▶ The problem:
Set all the material down again unchanged, without the pictures.

▶ Dataset records:
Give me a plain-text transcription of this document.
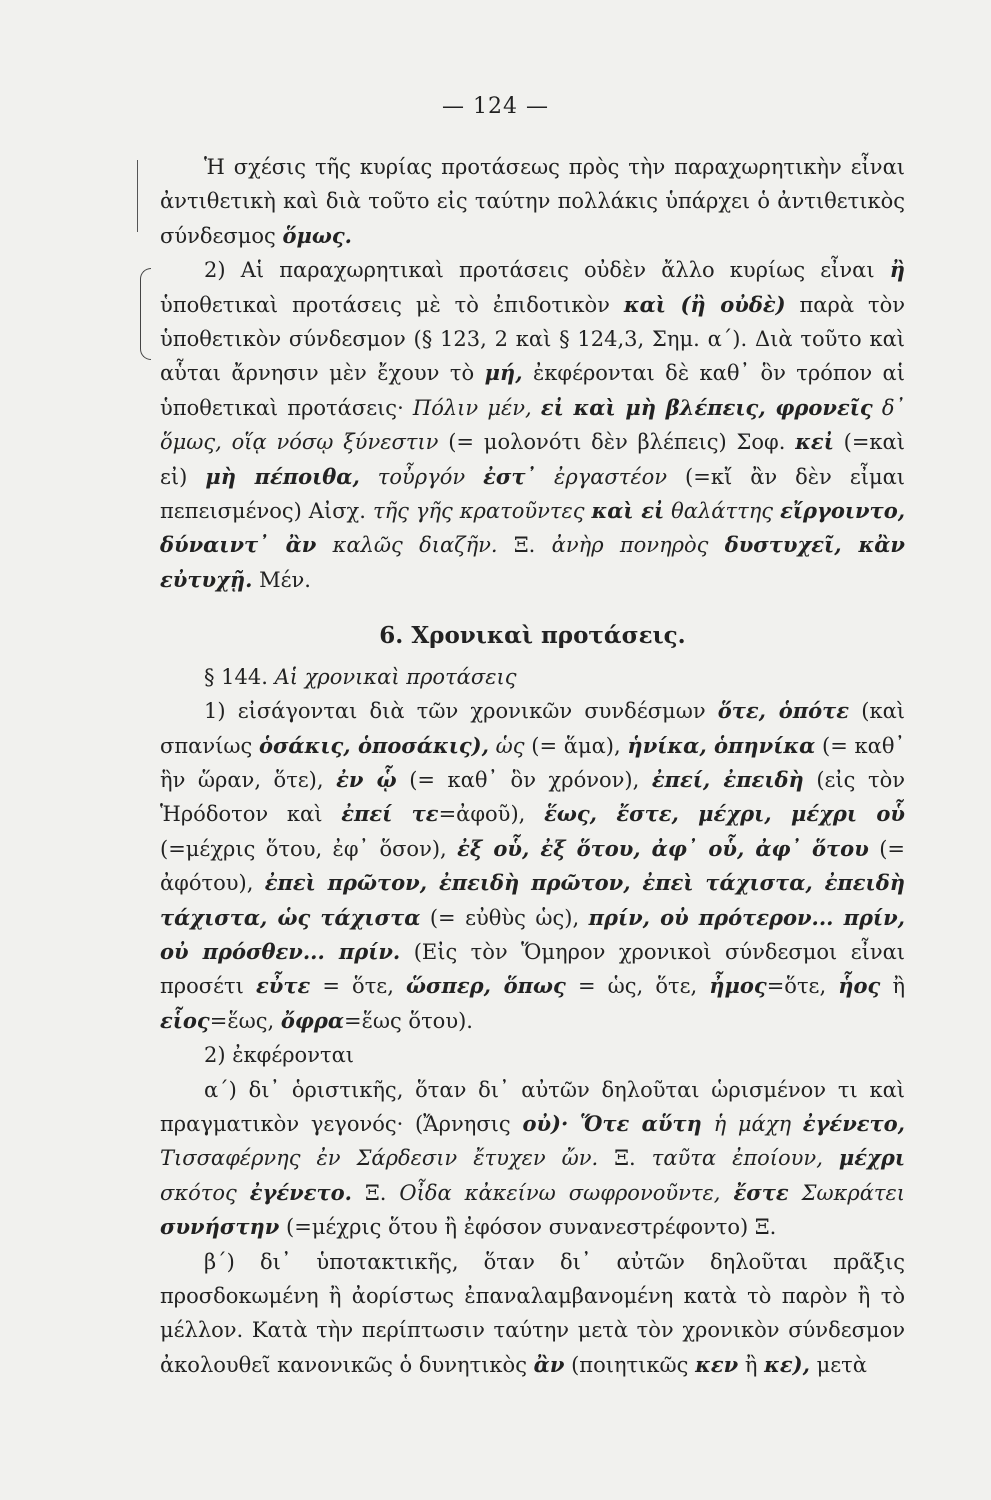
— 124 —

Ἡ σχέσις τῆς κυρίας προτάσεως πρὸς τὴν παραχωρητικὴν εἶναι ἀντιθετικὴ καὶ διὰ τοῦτο εἰς ταύτην πολλάκις ὑπάρχει ὁ ἀντιθετικὸς σύνδεσμος ὅμως.

2) Αἱ παραχωρητικαὶ προτάσεις οὐδὲν ἄλλο κυρίως εἶναι ἢ ὑποθετικαὶ προτάσεις μὲ τὸ ἐπιδοτικὸν καὶ (ἢ οὐδὲ) παρὰ τὸν ὑποθετικὸν σύνδεσμον (§ 123, 2 καὶ § 124,3, Σημ. α΄). Διὰ τοῦτο καὶ αὗται ἄρνησιν μὲν ἔχουν τὸ μή, ἐκφέρονται δὲ καθ᾽ ὃν τρόπον αἱ ὑποθετικαὶ προτάσεις· Πόλιν μέν, εἰ καὶ μὴ βλέπεις, φρονεῖς δ᾽ ὅμως, οἵᾳ νόσῳ ξύνεστιν (= μολονότι δὲν βλέπεις) Σοφ. κεἰ (=καὶ εἰ) μὴ πέποιθα, τοὖργόν ἐστ᾽ ἐργαστέον (=κἴ ἂν δὲν εἶμαι πεπεισμένος) Αἰσχ. τῆς γῆς κρατοῦντες καὶ εἰ θαλάττης εἴργοιντο, δύναιντ᾽ ἂν καλῶς διαζῆν. Ξ. ἀνὴρ πονηρὸς δυστυχεῖ, κἂν εὐτυχῇ. Μέν.

6. Χρονικαὶ προτάσεις.

§ 144. Αἱ χρονικαὶ προτάσεις

1) εἰσάγονται διὰ τῶν χρονικῶν συνδέσμων ὅτε, ὁπότε (καὶ σπανίως ὁσάκις, ὁποσάκις), ὡς (= ἅμα), ἡνίκα, ὁπηνίκα (= καθ᾽ ἣν ὥραν, ὅτε), ἐν ᾧ (= καθ᾽ ὃν χρόνον), ἐπεί, ἐπειδὴ (εἰς τὸν Ἡρόδοτον καὶ ἐπεί τε=ἀφοῦ), ἕως, ἔστε, μέχρι, μέχρι οὗ (=μέχρις ὅτου, ἐφ᾽ ὅσον), ἐξ οὗ, ἐξ ὅτου, ἀφ᾽ οὗ, ἀφ᾽ ὅτου (= ἀφότου), ἐπεὶ πρῶτον, ἐπειδὴ πρῶτον, ἐπεὶ τάχιστα, ἐπειδὴ τάχιστα, ὡς τάχιστα (= εὐθὺς ὡς), πρίν, οὐ πρότερον... πρίν, οὐ πρόσθεν... πρίν. (Εἰς τὸν Ὅμηρον χρονικοὶ σύνδεσμοι εἶναι προσέτι εὖτε = ὅτε, ὥσπερ, ὅπως = ὡς, ὅτε, ἦμος=ὅτε, ἧος ἢ εἷος=ἕως, ὄφρα=ἕως ὅτου).

2) ἐκφέρονται

α΄) δι᾽ ὁριστικῆς, ὅταν δι᾽ αὐτῶν δηλοῦται ὡρισμένον τι καὶ πραγματικὸν γεγονός· (Ἄρνησις οὐ)· Ὅτε αὕτη ἡ μάχη ἐγένετο, Τισσαφέρνης ἐν Σάρδεσιν ἔτυχεν ὤν. Ξ. ταῦτα ἐποίουν, μέχρι σκότος ἐγένετο. Ξ. Οἶδα κἀκείνω σωφρονοῦντε, ἔστε Σωκράτει συνήστην (=μέχρις ὅτου ἢ ἐφόσον συνανεστρέφοντο) Ξ.

β΄) δι᾽ ὑποτακτικῆς, ὅταν δι᾽ αὐτῶν δηλοῦται πρᾶξις προσδοκωμένη ἢ ἀορίστως ἐπαναλαμβανομένη κατὰ τὸ παρὸν ἢ τὸ μέλλον. Κατὰ τὴν περίπτωσιν ταύτην μετὰ τὸν χρονικὸν σύνδεσμον ἀκολουθεῖ κανονικῶς ὁ δυνητικὸς ἂν (ποιητικῶς κεν ἢ κε), μετὰ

▶ Finished exercise:
Give me a plain-text transcription of this document.
— 124 —

Ἡ σχέσις τῆς κυρίας προτάσεως πρὸς τὴν παραχωρητικὴν εἶναι ἀντιθετικὴ καὶ διὰ τοῦτο εἰς ταύτην πολλάκις ὑπάρχει ὁ ἀντιθετικὸς σύνδεσμος ὅμως.

2) Αἱ παραχωρητικαὶ προτάσεις οὐδὲν ἄλλο κυρίως εἶναι ἢ ὑποθετικαὶ προτάσεις μὲ τὸ ἐπιδοτικὸν καὶ (ἢ οὐδὲ) παρὰ τὸν ὑποθετικὸν σύνδεσμον (§ 123, 2 καὶ § 124,3, Σημ. α΄). Διὰ τοῦτο καὶ αὗται ἄρνησιν μὲν ἔχουν τὸ μή, ἐκφέρονται δὲ καθ᾽ ὃν τρόπον αἱ ὑποθετικαὶ προτάσεις· Πόλιν μέν, εἰ καὶ μὴ βλέπεις, φρονεῖς δ᾽ ὅμως, οἵᾳ νόσῳ ξύνεστιν (= μολονότι δὲν βλέπεις) Σοφ. κεἰ (=καὶ εἰ) μὴ πέποιθα, τοὖργόν ἐστ᾽ ἐργαστέον (=κἴ ἂν δὲν εἶμαι πεπεισμένος) Αἰσχ. τῆς γῆς κρατοῦντες καὶ εἰ θαλάττης εἴργοιντο, δύναιντ᾽ ἂν καλῶς διαζῆν. Ξ. ἀνὴρ πονηρὸς δυστυχεῖ, κἂν εὐτυχῇ. Μέν.

6. Χρονικαὶ προτάσεις.

§ 144. Αἱ χρονικαὶ προτάσεις

1) εἰσάγονται διὰ τῶν χρονικῶν συνδέσμων ὅτε, ὁπότε (καὶ σπανίως ὁσάκις, ὁποσάκις), ὡς (= ἅμα), ἡνίκα, ὁπηνίκα (= καθ᾽ ἣν ὥραν, ὅτε), ἐν ᾧ (= καθ᾽ ὃν χρόνον), ἐπεί, ἐπειδὴ (εἰς τὸν Ἡρόδοτον καὶ ἐπεί τε=ἀφοῦ), ἕως, ἔστε, μέχρι, μέχρι οὗ (=μέχρις ὅτου, ἐφ᾽ ὅσον), ἐξ οὗ, ἐξ ὅτου, ἀφ᾽ οὗ, ἀφ᾽ ὅτου (= ἀφότου), ἐπεὶ πρῶτον, ἐπειδὴ πρῶτον, ἐπεὶ τάχιστα, ἐπειδὴ τάχιστα, ὡς τάχιστα (= εὐθὺς ὡς), πρίν, οὐ πρότερον... πρίν, οὐ πρόσθεν... πρίν. (Εἰς τὸν Ὅμηρον χρονικοὶ σύνδεσμοι εἶναι προσέτι εὖτε = ὅτε, ὥσπερ, ὅπως = ὡς, ὅτε, ἦμος=ὅτε, ἧος ἢ εἷος=ἕως, ὄφρα=ἕως ὅτου).

2) ἐκφέρονται

α΄) δι᾽ ὁριστικῆς, ὅταν δι᾽ αὐτῶν δηλοῦται ὡρισμένον τι καὶ πραγματικὸν γεγονός· (Ἄρνησις οὐ)· Ὅτε αὕτη ἡ μάχη ἐγένετο, Τισσαφέρνης ἐν Σάρδεσιν ἔτυχεν ὤν. Ξ. ταῦτα ἐποίουν, μέχρι σκότος ἐγένετο. Ξ. Οἶδα κἀκείνω σωφρονοῦντε, ἔστε Σωκράτει συνήστην (=μέχρις ὅτου ἢ ἐφόσον συνανεστρέφοντο) Ξ.

β΄) δι᾽ ὑποτακτικῆς, ὅταν δι᾽ αὐτῶν δηλοῦται πρᾶξις προσδοκωμένη ἢ ἀορίστως ἐπαναλαμβανομένη κατὰ τὸ παρὸν ἢ τὸ μέλλον. Κατὰ τὴν περίπτωσιν ταύτην μετὰ τὸν χρονικὸν σύνδεσμον ἀκολουθεῖ κανονικῶς ὁ δυνητικὸς ἂν (ποιητικῶς κεν ἢ κε), μετὰ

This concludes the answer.